## AIM OF THE TASK:
Output as a Markdown table the material between the lines holding "code-bar: [459, 443, 465, 495]" and "code-bar: [488, 441, 494, 497]", inclusive, with columns Row and Material line. Give each line with its row number and omit any blank lines.

## THE INPUT:
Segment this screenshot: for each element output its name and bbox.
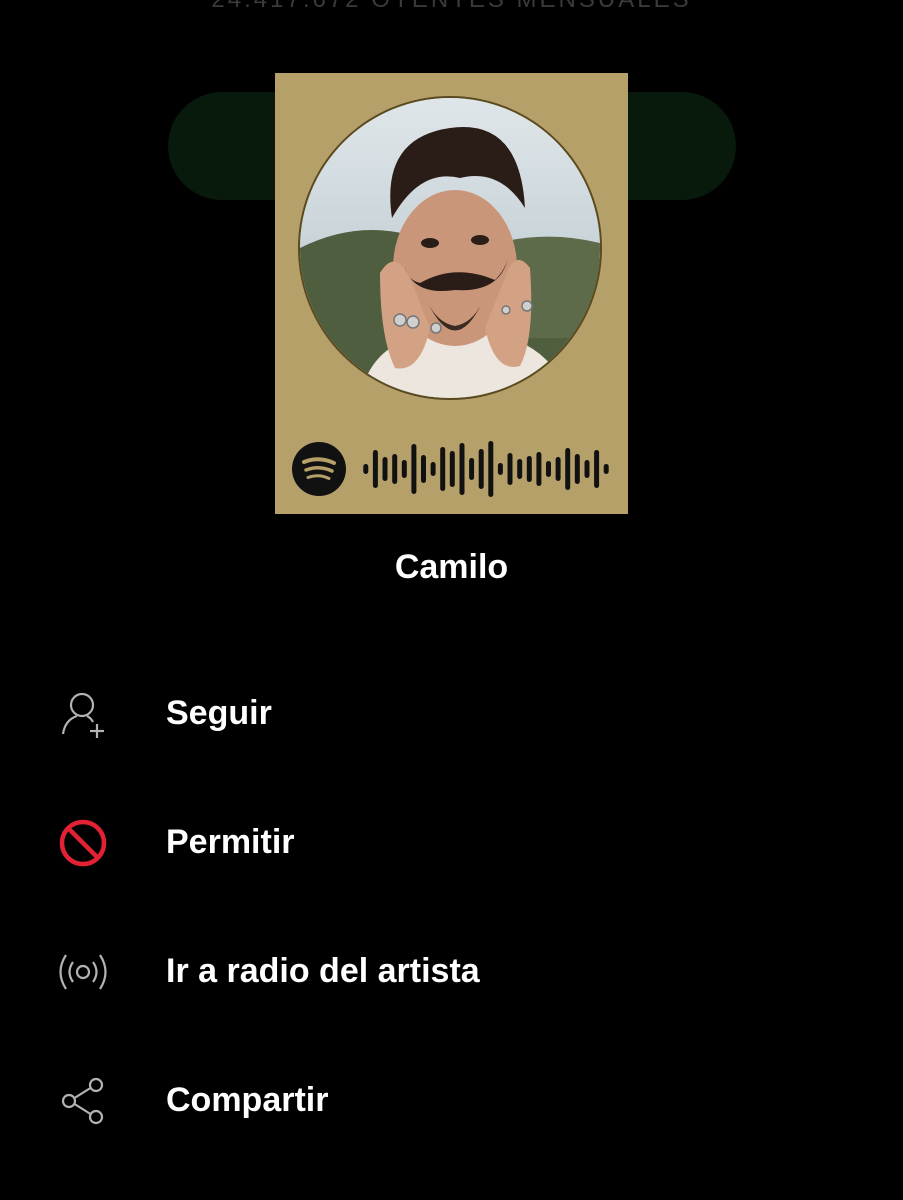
code-bar: [459, 443, 465, 495]
code-bar: [382, 457, 388, 481]
menu-item-share[interactable]: Compartir: [0, 1037, 903, 1165]
menu-item-label: Ir a radio del artista: [166, 952, 480, 990]
code-bar: [401, 460, 407, 478]
menu-item-artist-radio[interactable]: Ir a radio del artista: [0, 908, 903, 1036]
code-bar: [421, 455, 426, 483]
code-bar: [565, 448, 571, 490]
code-bar: [488, 441, 494, 497]
menu-item-label: Compartir: [166, 1081, 329, 1119]
code-bar: [517, 459, 523, 479]
radio-icon: [59, 954, 107, 990]
code-bar: [478, 449, 484, 489]
code-bar: [555, 457, 561, 481]
code-bar: [546, 461, 551, 477]
code-bar: [507, 453, 513, 485]
code-bar: [372, 450, 378, 488]
follow-user-icon: [61, 692, 104, 738]
spotify-logo-icon: [292, 442, 346, 496]
spotify-code-card: [275, 73, 628, 514]
code-bar: [497, 463, 503, 475]
share-icon: [61, 1077, 104, 1125]
code-bar: [603, 464, 609, 474]
code-bar: [469, 458, 475, 480]
spotify-code-barcode: [363, 441, 609, 497]
menu-item-label: Seguir: [166, 694, 272, 732]
code-bar: [449, 451, 455, 487]
code-bar: [594, 450, 600, 488]
code-bar: [411, 444, 417, 494]
code-bar: [430, 462, 436, 476]
monthly-listeners-text: 24.417.672 OYENTES MENSUALES: [0, 0, 903, 14]
code-bar: [526, 456, 532, 482]
code-bar: [574, 454, 580, 484]
artist-photo: [298, 96, 602, 400]
code-bar: [584, 460, 590, 478]
block-icon: [59, 819, 107, 867]
menu-item-allow[interactable]: Permitir: [0, 779, 903, 907]
code-bar: [536, 452, 542, 486]
code-bar: [392, 454, 398, 484]
code-bar: [440, 447, 446, 491]
artist-name: Camilo: [394, 548, 509, 586]
menu-item-label: Permitir: [166, 823, 295, 861]
code-bar: [363, 464, 369, 474]
menu-item-follow[interactable]: Seguir: [0, 650, 903, 778]
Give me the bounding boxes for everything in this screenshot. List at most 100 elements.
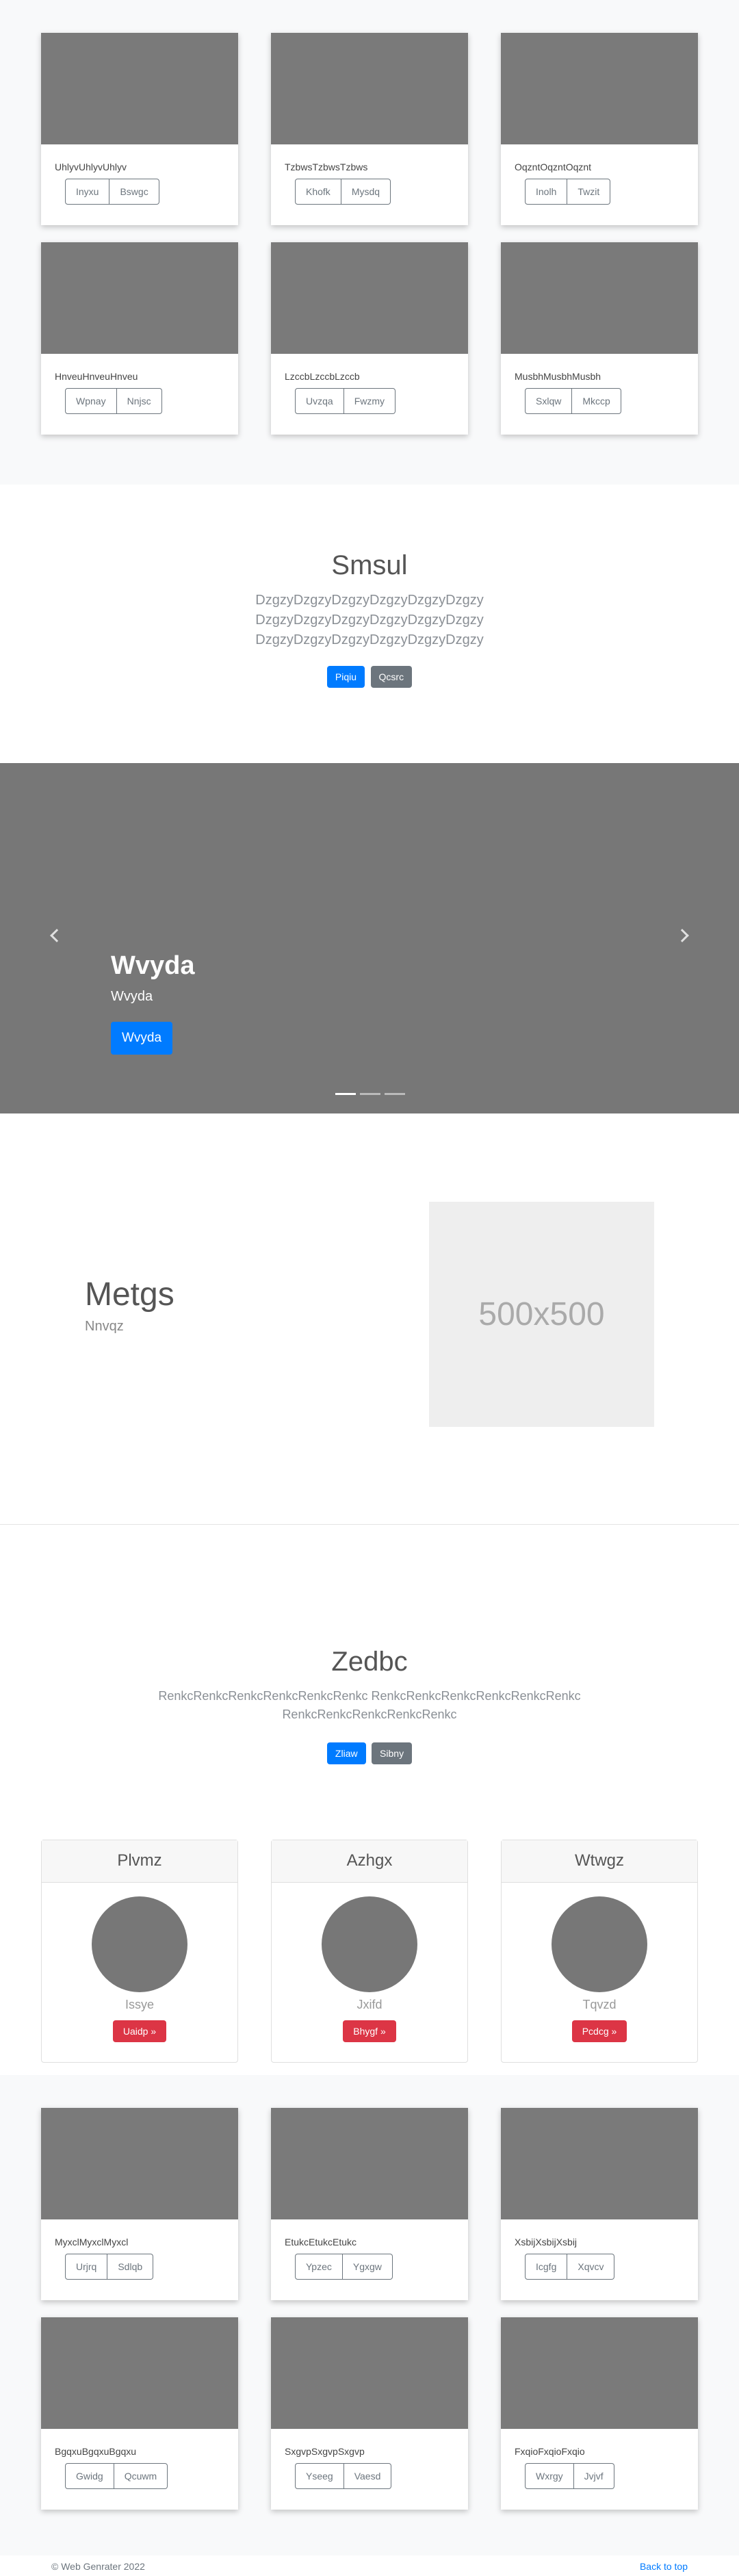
card-text: BgqxuBgqxuBgqxu bbox=[55, 2446, 137, 2457]
card-button-group: Wxrgy Jvjvf bbox=[525, 2463, 614, 2489]
carousel-indicator[interactable] bbox=[335, 1093, 356, 1095]
profile-card-button[interactable]: Bhygf » bbox=[343, 2020, 396, 2042]
card-edit-button[interactable]: Mkccp bbox=[572, 388, 621, 414]
card-button-group: Sxlqw Mkccp bbox=[525, 388, 621, 414]
hero-lead-line: DzgzyDzgzyDzgzyDzgzyDzgzyDzgzy bbox=[255, 593, 484, 608]
card-text: LzccbLzccbLzccb bbox=[285, 371, 360, 382]
card-edit-button[interactable]: Xqvcv bbox=[567, 2254, 615, 2280]
card-view-button[interactable]: Sxlqw bbox=[525, 388, 573, 414]
card-button-group: Inolh Twzit bbox=[525, 179, 611, 205]
carousel-next-icon[interactable] bbox=[675, 929, 689, 942]
card-button-group: Khofk Mysdq bbox=[295, 179, 391, 205]
card-view-button[interactable]: Icgfg bbox=[525, 2254, 568, 2280]
feature-title: Metgs bbox=[85, 1276, 174, 1313]
profile-card-header: Plvmz bbox=[42, 1840, 237, 1883]
card-edit-button[interactable]: Fwzmy bbox=[343, 388, 396, 414]
album-card: UhlyvUhlyvUhlyv Inyxu Bswgc bbox=[41, 33, 238, 225]
card-edit-button[interactable]: Sdlqb bbox=[107, 2254, 154, 2280]
hero-section-2: Zedbc RenkcRenkcRenkcRenkcRenkcRenkc Ren… bbox=[0, 1525, 739, 1785]
avatar bbox=[92, 1896, 187, 1992]
hero-lead-line: DzgzyDzgzyDzgzyDzgzyDzgzyDzgzy bbox=[255, 632, 484, 647]
album-card: MusbhMusbhMusbh Sxlqw Mkccp bbox=[501, 242, 698, 435]
card-button-group: Icgfg Xqvcv bbox=[525, 2254, 615, 2280]
hero-primary-button[interactable]: Zliaw bbox=[326, 1742, 366, 1764]
card-edit-button[interactable]: Ygxgw bbox=[342, 2254, 393, 2280]
carousel-indicators bbox=[335, 1093, 405, 1095]
carousel-subheading: Wvyda bbox=[111, 989, 153, 1004]
card-thumbnail bbox=[501, 242, 698, 354]
album-card: TzbwsTzbwsTzbws Khofk Mysdq bbox=[271, 33, 468, 225]
card-edit-button[interactable]: Qcuwm bbox=[114, 2463, 168, 2489]
carousel: Wvyda Wvyda Wvyda bbox=[0, 763, 739, 1113]
carousel-prev-icon[interactable] bbox=[50, 929, 64, 942]
avatar bbox=[322, 1896, 417, 1992]
profile-card-button[interactable]: Pcdcg » bbox=[571, 2020, 627, 2042]
card-text: HnveuHnveuHnveu bbox=[55, 371, 138, 382]
feature-image-label: 500x500 bbox=[478, 1296, 605, 1332]
hero-secondary-button[interactable]: Qcsrc bbox=[370, 666, 413, 688]
hero-title: Smsul bbox=[331, 550, 408, 580]
album-section-2: MyxclMyxclMyxcl Urjrq Sdlqb EtukcEtukcEt… bbox=[0, 2075, 739, 2555]
hero-secondary-button[interactable]: Sibny bbox=[372, 1742, 413, 1764]
card-view-button[interactable]: Inolh bbox=[525, 179, 568, 205]
card-button-group: Inyxu Bswgc bbox=[65, 179, 159, 205]
card-edit-button[interactable]: Twzit bbox=[567, 179, 611, 205]
footer: © Web Genrater 2022 Back to top bbox=[0, 2555, 739, 2576]
profile-card-header: Wtwgz bbox=[502, 1840, 697, 1883]
carousel-heading: Wvyda bbox=[111, 951, 195, 980]
card-view-button[interactable]: Wpnay bbox=[65, 388, 117, 414]
hero-primary-button[interactable]: Piqiu bbox=[326, 666, 365, 688]
album-card: HnveuHnveuHnveu Wpnay Nnjsc bbox=[41, 242, 238, 435]
album-card: MyxclMyxclMyxcl Urjrq Sdlqb bbox=[41, 2108, 238, 2300]
feature-subtitle: Nnvqz bbox=[85, 1319, 124, 1334]
profile-card: Plvmz Issye Uaidp » bbox=[41, 1840, 238, 2063]
card-view-button[interactable]: Wxrgy bbox=[525, 2463, 574, 2489]
album-card: FxqioFxqioFxqio Wxrgy Jvjvf bbox=[501, 2317, 698, 2510]
card-text: TzbwsTzbwsTzbws bbox=[285, 162, 368, 172]
album-card: BgqxuBgqxuBgqxu Gwidg Qcuwm bbox=[41, 2317, 238, 2510]
card-thumbnail bbox=[271, 242, 468, 354]
card-text: SxgvpSxgvpSxgvp bbox=[285, 2446, 365, 2457]
card-thumbnail bbox=[41, 33, 238, 144]
hero-lead-line: RenkcRenkcRenkcRenkcRenkcRenkc RenkcRenk… bbox=[158, 1689, 581, 1703]
profile-card-text: Issye bbox=[125, 1998, 154, 2011]
card-edit-button[interactable]: Bswgc bbox=[109, 179, 159, 205]
profile-card-button[interactable]: Uaidp » bbox=[112, 2020, 167, 2042]
footer-copyright: © Web Genrater 2022 bbox=[51, 2561, 145, 2572]
hero-lead-line: RenkcRenkcRenkcRenkcRenkc bbox=[282, 1708, 457, 1721]
card-thumbnail bbox=[41, 2317, 238, 2429]
avatar bbox=[552, 1896, 647, 1992]
carousel-indicator[interactable] bbox=[360, 1093, 380, 1095]
card-button-group: Gwidg Qcuwm bbox=[65, 2463, 168, 2489]
card-view-button[interactable]: Inyxu bbox=[65, 179, 110, 205]
carousel-indicator[interactable] bbox=[385, 1093, 405, 1095]
card-view-button[interactable]: Uvzqa bbox=[295, 388, 344, 414]
card-text: MyxclMyxclMyxcl bbox=[55, 2237, 129, 2247]
card-edit-button[interactable]: Vaesd bbox=[343, 2463, 392, 2489]
profile-card: Azhgx Jxifd Bhygf » bbox=[271, 1840, 468, 2063]
card-text: OqzntOqzntOqznt bbox=[515, 162, 592, 172]
card-button-group: Uvzqa Fwzmy bbox=[295, 388, 396, 414]
card-thumbnail bbox=[501, 2108, 698, 2219]
feature-section: Metgs Nnvqz 500x500 bbox=[0, 1113, 739, 1525]
profile-card: Wtwgz Tqvzd Pcdcg » bbox=[501, 1840, 698, 2063]
card-view-button[interactable]: Yseeg bbox=[295, 2463, 344, 2489]
card-button-group: Urjrq Sdlqb bbox=[65, 2254, 154, 2280]
card-text: MusbhMusbhMusbh bbox=[515, 371, 601, 382]
card-view-button[interactable]: Urjrq bbox=[65, 2254, 108, 2280]
card-edit-button[interactable]: Mysdq bbox=[341, 179, 391, 205]
card-text: EtukcEtukcEtukc bbox=[285, 2237, 357, 2247]
card-thumbnail bbox=[501, 2317, 698, 2429]
card-text: FxqioFxqioFxqio bbox=[515, 2446, 585, 2457]
card-view-button[interactable]: Gwidg bbox=[65, 2463, 114, 2489]
album-card: SxgvpSxgvpSxgvp Yseeg Vaesd bbox=[271, 2317, 468, 2510]
card-text: UhlyvUhlyvUhlyv bbox=[55, 162, 127, 172]
card-text: XsbijXsbijXsbij bbox=[515, 2237, 578, 2247]
card-edit-button[interactable]: Nnjsc bbox=[116, 388, 162, 414]
carousel-button[interactable]: Wvyda bbox=[111, 1022, 173, 1055]
album-section-1: UhlyvUhlyvUhlyv Inyxu Bswgc TzbwsTzbwsTz… bbox=[0, 0, 739, 485]
back-to-top-link[interactable]: Back to top bbox=[640, 2561, 688, 2572]
card-view-button[interactable]: Ypzec bbox=[295, 2254, 343, 2280]
card-view-button[interactable]: Khofk bbox=[295, 179, 341, 205]
card-edit-button[interactable]: Jvjvf bbox=[573, 2463, 614, 2489]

## RESULT OF THE EXERCISE:
| Row | Material line |
|---|---|
| 1 | code-bar: [459, 443, 465, 495] |
| 2 | code-bar: [382, 457, 388, 481] |
| 3 | menu-item-share[interactable]: Compartir: [0, 1037, 903, 1165] |
| 4 | menu-item-label: Ir a radio del artista: [166, 952, 480, 990] |
| 5 | code-bar: [401, 460, 407, 478] |
| 6 | menu-item-artist-radio[interactable]: Ir a radio del artista: [0, 908, 903, 1036] |
| 7 | code-bar: [421, 455, 426, 483] |
| 8 | code-bar: [565, 448, 571, 490] |
| 9 | code-bar: [488, 441, 494, 497] |